- Records
▬▬▬▬▬▬▬▬▬▬

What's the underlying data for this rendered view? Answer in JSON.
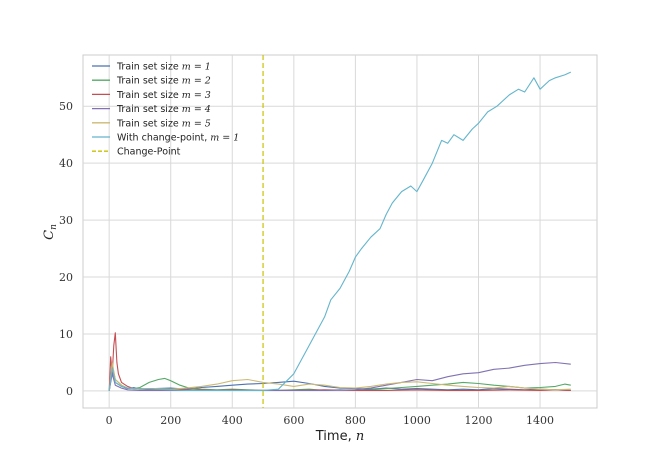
{
  "chart_data": {
    "type": "line",
    "xlabel": "Time, ",
    "xlabel_var": "n",
    "ylabel_var": "C",
    "ylabel_sub": "n",
    "xlim": [
      -85,
      1585
    ],
    "ylim": [
      -3,
      59
    ],
    "xticks": [
      0,
      200,
      400,
      600,
      800,
      1000,
      1200,
      1400
    ],
    "yticks": [
      0,
      10,
      20,
      30,
      40,
      50
    ],
    "grid": true,
    "legend_position": "top-left",
    "colors": {
      "blue": "#4c72b0",
      "green": "#55a868",
      "red": "#c44e52",
      "purple": "#8172b2",
      "gold": "#ccb974",
      "cyan": "#64b5cd",
      "changepoint": "#c9c200"
    },
    "series": [
      {
        "name": "Train set size ",
        "name_var": "m = 1",
        "color": "#4c72b0",
        "x": [
          0,
          10,
          20,
          40,
          60,
          80,
          100,
          150,
          200,
          250,
          300,
          350,
          400,
          450,
          500,
          550,
          600,
          650,
          700,
          750,
          800,
          850,
          900,
          950,
          1000,
          1050,
          1100,
          1150,
          1200,
          1250,
          1300,
          1350,
          1400,
          1450,
          1500
        ],
        "values": [
          0,
          3.5,
          1.5,
          0.8,
          0.4,
          0.6,
          0.3,
          0.4,
          0.5,
          0.3,
          0.6,
          0.8,
          1.0,
          1.2,
          1.3,
          1.5,
          1.7,
          1.3,
          0.8,
          0.5,
          0.4,
          0.3,
          0.5,
          0.3,
          0.4,
          0.3,
          0.2,
          0.3,
          0.2,
          0.4,
          0.3,
          0.2,
          0.3,
          0.2,
          0.1
        ]
      },
      {
        "name": "Train set size ",
        "name_var": "m = 2",
        "color": "#55a868",
        "x": [
          0,
          10,
          20,
          40,
          60,
          80,
          100,
          130,
          160,
          180,
          200,
          230,
          260,
          300,
          350,
          400,
          450,
          500,
          550,
          600,
          650,
          700,
          750,
          800,
          850,
          900,
          950,
          1000,
          1050,
          1100,
          1150,
          1200,
          1250,
          1300,
          1350,
          1400,
          1450,
          1480,
          1500
        ],
        "values": [
          0,
          4.5,
          2.0,
          1.0,
          0.5,
          0.4,
          0.6,
          1.5,
          2.0,
          2.2,
          1.8,
          1.0,
          0.5,
          0.3,
          0.2,
          0.3,
          0.2,
          0.1,
          0.1,
          0.2,
          0.3,
          0.1,
          0.2,
          0.1,
          0.2,
          0.4,
          0.6,
          0.8,
          1.0,
          1.2,
          1.5,
          1.3,
          1.0,
          0.8,
          0.5,
          0.6,
          0.8,
          1.2,
          1.0
        ]
      },
      {
        "name": "Train set size ",
        "name_var": "m = 3",
        "color": "#c44e52",
        "x": [
          0,
          5,
          10,
          15,
          20,
          25,
          30,
          40,
          60,
          80,
          100,
          150,
          200,
          250,
          300,
          350,
          400,
          450,
          500,
          600,
          700,
          800,
          900,
          1000,
          1100,
          1200,
          1300,
          1400,
          1450,
          1500
        ],
        "values": [
          0,
          6.0,
          3.0,
          8.0,
          10.2,
          5.0,
          3.0,
          1.5,
          0.8,
          0.4,
          0.3,
          0.2,
          0.3,
          0.2,
          0.2,
          0.1,
          0.2,
          0.1,
          0.1,
          0.1,
          0.2,
          0.1,
          0.1,
          0.2,
          0.1,
          0.1,
          0.2,
          0.1,
          0.2,
          0.1
        ]
      },
      {
        "name": "Train set size ",
        "name_var": "m = 4",
        "color": "#8172b2",
        "x": [
          0,
          10,
          20,
          40,
          60,
          100,
          150,
          200,
          300,
          400,
          500,
          600,
          700,
          800,
          850,
          900,
          950,
          1000,
          1050,
          1100,
          1150,
          1200,
          1250,
          1300,
          1350,
          1400,
          1450,
          1500
        ],
        "values": [
          0,
          3.0,
          1.0,
          0.5,
          0.2,
          0.1,
          0.1,
          0.1,
          0.1,
          0.1,
          0.1,
          0.1,
          0.1,
          0.2,
          0.5,
          1.0,
          1.5,
          2.0,
          1.8,
          2.5,
          3.0,
          3.2,
          3.8,
          4.0,
          4.5,
          4.8,
          5.0,
          4.7
        ]
      },
      {
        "name": "Train set size ",
        "name_var": "m = 5",
        "color": "#ccb974",
        "x": [
          0,
          10,
          20,
          40,
          60,
          100,
          150,
          200,
          250,
          300,
          350,
          400,
          450,
          500,
          550,
          600,
          650,
          700,
          750,
          800,
          850,
          900,
          950,
          1000,
          1050,
          1100,
          1150,
          1200,
          1250,
          1300,
          1350,
          1400,
          1450,
          1500
        ],
        "values": [
          0,
          5.0,
          2.0,
          1.0,
          0.5,
          0.3,
          0.4,
          0.3,
          0.5,
          0.8,
          1.2,
          1.8,
          2.0,
          1.5,
          1.2,
          0.8,
          1.2,
          1.0,
          0.6,
          0.5,
          0.8,
          1.2,
          1.5,
          1.6,
          1.3,
          1.0,
          0.8,
          0.6,
          0.5,
          0.8,
          0.5,
          0.3,
          0.2,
          0.3
        ]
      },
      {
        "name": "With change-point, ",
        "name_var": "m = 1",
        "color": "#64b5cd",
        "x": [
          0,
          10,
          20,
          40,
          60,
          100,
          150,
          200,
          250,
          300,
          350,
          400,
          450,
          500,
          550,
          600,
          650,
          700,
          720,
          750,
          780,
          800,
          820,
          850,
          880,
          900,
          920,
          950,
          980,
          1000,
          1020,
          1050,
          1080,
          1100,
          1120,
          1150,
          1180,
          1200,
          1230,
          1260,
          1300,
          1330,
          1350,
          1380,
          1400,
          1430,
          1450,
          1480,
          1500
        ],
        "values": [
          0,
          4.0,
          1.5,
          0.8,
          0.5,
          0.4,
          0.3,
          0.2,
          0.1,
          0.1,
          0.1,
          0.1,
          0.1,
          0.1,
          0.3,
          3.0,
          8.0,
          13.0,
          16.0,
          18.0,
          21.0,
          23.5,
          25.0,
          27.0,
          28.5,
          31.0,
          33.0,
          35.0,
          36.0,
          35.0,
          37.0,
          40.0,
          44.0,
          43.5,
          45.0,
          44.0,
          46.0,
          47.0,
          49.0,
          50.0,
          52.0,
          53.0,
          52.5,
          55.0,
          53.0,
          54.5,
          55.0,
          55.5,
          56.0
        ]
      }
    ],
    "changepoint": {
      "name": "Change-Point",
      "x": 500,
      "color": "#c9c200",
      "style": "dashed"
    }
  }
}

▬▬▬▬▬▬▬▬▬▬

- What is needed
Repeat the records above verbatim, with no pictures in the result.

- Answer to this problem
What's the underlying data for this rendered view? Answer in JSON.
{
  "chart_data": {
    "type": "line",
    "xlabel": "Time, ",
    "xlabel_var": "n",
    "ylabel_var": "C",
    "ylabel_sub": "n",
    "xlim": [
      -85,
      1585
    ],
    "ylim": [
      -3,
      59
    ],
    "xticks": [
      0,
      200,
      400,
      600,
      800,
      1000,
      1200,
      1400
    ],
    "yticks": [
      0,
      10,
      20,
      30,
      40,
      50
    ],
    "grid": true,
    "legend_position": "top-left",
    "colors": {
      "blue": "#4c72b0",
      "green": "#55a868",
      "red": "#c44e52",
      "purple": "#8172b2",
      "gold": "#ccb974",
      "cyan": "#64b5cd",
      "changepoint": "#c9c200"
    },
    "series": [
      {
        "name": "Train set size ",
        "name_var": "m = 1",
        "color": "#4c72b0",
        "x": [
          0,
          10,
          20,
          40,
          60,
          80,
          100,
          150,
          200,
          250,
          300,
          350,
          400,
          450,
          500,
          550,
          600,
          650,
          700,
          750,
          800,
          850,
          900,
          950,
          1000,
          1050,
          1100,
          1150,
          1200,
          1250,
          1300,
          1350,
          1400,
          1450,
          1500
        ],
        "values": [
          0,
          3.5,
          1.5,
          0.8,
          0.4,
          0.6,
          0.3,
          0.4,
          0.5,
          0.3,
          0.6,
          0.8,
          1.0,
          1.2,
          1.3,
          1.5,
          1.7,
          1.3,
          0.8,
          0.5,
          0.4,
          0.3,
          0.5,
          0.3,
          0.4,
          0.3,
          0.2,
          0.3,
          0.2,
          0.4,
          0.3,
          0.2,
          0.3,
          0.2,
          0.1
        ]
      },
      {
        "name": "Train set size ",
        "name_var": "m = 2",
        "color": "#55a868",
        "x": [
          0,
          10,
          20,
          40,
          60,
          80,
          100,
          130,
          160,
          180,
          200,
          230,
          260,
          300,
          350,
          400,
          450,
          500,
          550,
          600,
          650,
          700,
          750,
          800,
          850,
          900,
          950,
          1000,
          1050,
          1100,
          1150,
          1200,
          1250,
          1300,
          1350,
          1400,
          1450,
          1480,
          1500
        ],
        "values": [
          0,
          4.5,
          2.0,
          1.0,
          0.5,
          0.4,
          0.6,
          1.5,
          2.0,
          2.2,
          1.8,
          1.0,
          0.5,
          0.3,
          0.2,
          0.3,
          0.2,
          0.1,
          0.1,
          0.2,
          0.3,
          0.1,
          0.2,
          0.1,
          0.2,
          0.4,
          0.6,
          0.8,
          1.0,
          1.2,
          1.5,
          1.3,
          1.0,
          0.8,
          0.5,
          0.6,
          0.8,
          1.2,
          1.0
        ]
      },
      {
        "name": "Train set size ",
        "name_var": "m = 3",
        "color": "#c44e52",
        "x": [
          0,
          5,
          10,
          15,
          20,
          25,
          30,
          40,
          60,
          80,
          100,
          150,
          200,
          250,
          300,
          350,
          400,
          450,
          500,
          600,
          700,
          800,
          900,
          1000,
          1100,
          1200,
          1300,
          1400,
          1450,
          1500
        ],
        "values": [
          0,
          6.0,
          3.0,
          8.0,
          10.2,
          5.0,
          3.0,
          1.5,
          0.8,
          0.4,
          0.3,
          0.2,
          0.3,
          0.2,
          0.2,
          0.1,
          0.2,
          0.1,
          0.1,
          0.1,
          0.2,
          0.1,
          0.1,
          0.2,
          0.1,
          0.1,
          0.2,
          0.1,
          0.2,
          0.1
        ]
      },
      {
        "name": "Train set size ",
        "name_var": "m = 4",
        "color": "#8172b2",
        "x": [
          0,
          10,
          20,
          40,
          60,
          100,
          150,
          200,
          300,
          400,
          500,
          600,
          700,
          800,
          850,
          900,
          950,
          1000,
          1050,
          1100,
          1150,
          1200,
          1250,
          1300,
          1350,
          1400,
          1450,
          1500
        ],
        "values": [
          0,
          3.0,
          1.0,
          0.5,
          0.2,
          0.1,
          0.1,
          0.1,
          0.1,
          0.1,
          0.1,
          0.1,
          0.1,
          0.2,
          0.5,
          1.0,
          1.5,
          2.0,
          1.8,
          2.5,
          3.0,
          3.2,
          3.8,
          4.0,
          4.5,
          4.8,
          5.0,
          4.7
        ]
      },
      {
        "name": "Train set size ",
        "name_var": "m = 5",
        "color": "#ccb974",
        "x": [
          0,
          10,
          20,
          40,
          60,
          100,
          150,
          200,
          250,
          300,
          350,
          400,
          450,
          500,
          550,
          600,
          650,
          700,
          750,
          800,
          850,
          900,
          950,
          1000,
          1050,
          1100,
          1150,
          1200,
          1250,
          1300,
          1350,
          1400,
          1450,
          1500
        ],
        "values": [
          0,
          5.0,
          2.0,
          1.0,
          0.5,
          0.3,
          0.4,
          0.3,
          0.5,
          0.8,
          1.2,
          1.8,
          2.0,
          1.5,
          1.2,
          0.8,
          1.2,
          1.0,
          0.6,
          0.5,
          0.8,
          1.2,
          1.5,
          1.6,
          1.3,
          1.0,
          0.8,
          0.6,
          0.5,
          0.8,
          0.5,
          0.3,
          0.2,
          0.3
        ]
      },
      {
        "name": "With change-point, ",
        "name_var": "m = 1",
        "color": "#64b5cd",
        "x": [
          0,
          10,
          20,
          40,
          60,
          100,
          150,
          200,
          250,
          300,
          350,
          400,
          450,
          500,
          550,
          600,
          650,
          700,
          720,
          750,
          780,
          800,
          820,
          850,
          880,
          900,
          920,
          950,
          980,
          1000,
          1020,
          1050,
          1080,
          1100,
          1120,
          1150,
          1180,
          1200,
          1230,
          1260,
          1300,
          1330,
          1350,
          1380,
          1400,
          1430,
          1450,
          1480,
          1500
        ],
        "values": [
          0,
          4.0,
          1.5,
          0.8,
          0.5,
          0.4,
          0.3,
          0.2,
          0.1,
          0.1,
          0.1,
          0.1,
          0.1,
          0.1,
          0.3,
          3.0,
          8.0,
          13.0,
          16.0,
          18.0,
          21.0,
          23.5,
          25.0,
          27.0,
          28.5,
          31.0,
          33.0,
          35.0,
          36.0,
          35.0,
          37.0,
          40.0,
          44.0,
          43.5,
          45.0,
          44.0,
          46.0,
          47.0,
          49.0,
          50.0,
          52.0,
          53.0,
          52.5,
          55.0,
          53.0,
          54.5,
          55.0,
          55.5,
          56.0
        ]
      }
    ],
    "changepoint": {
      "name": "Change-Point",
      "x": 500,
      "color": "#c9c200",
      "style": "dashed"
    }
  }
}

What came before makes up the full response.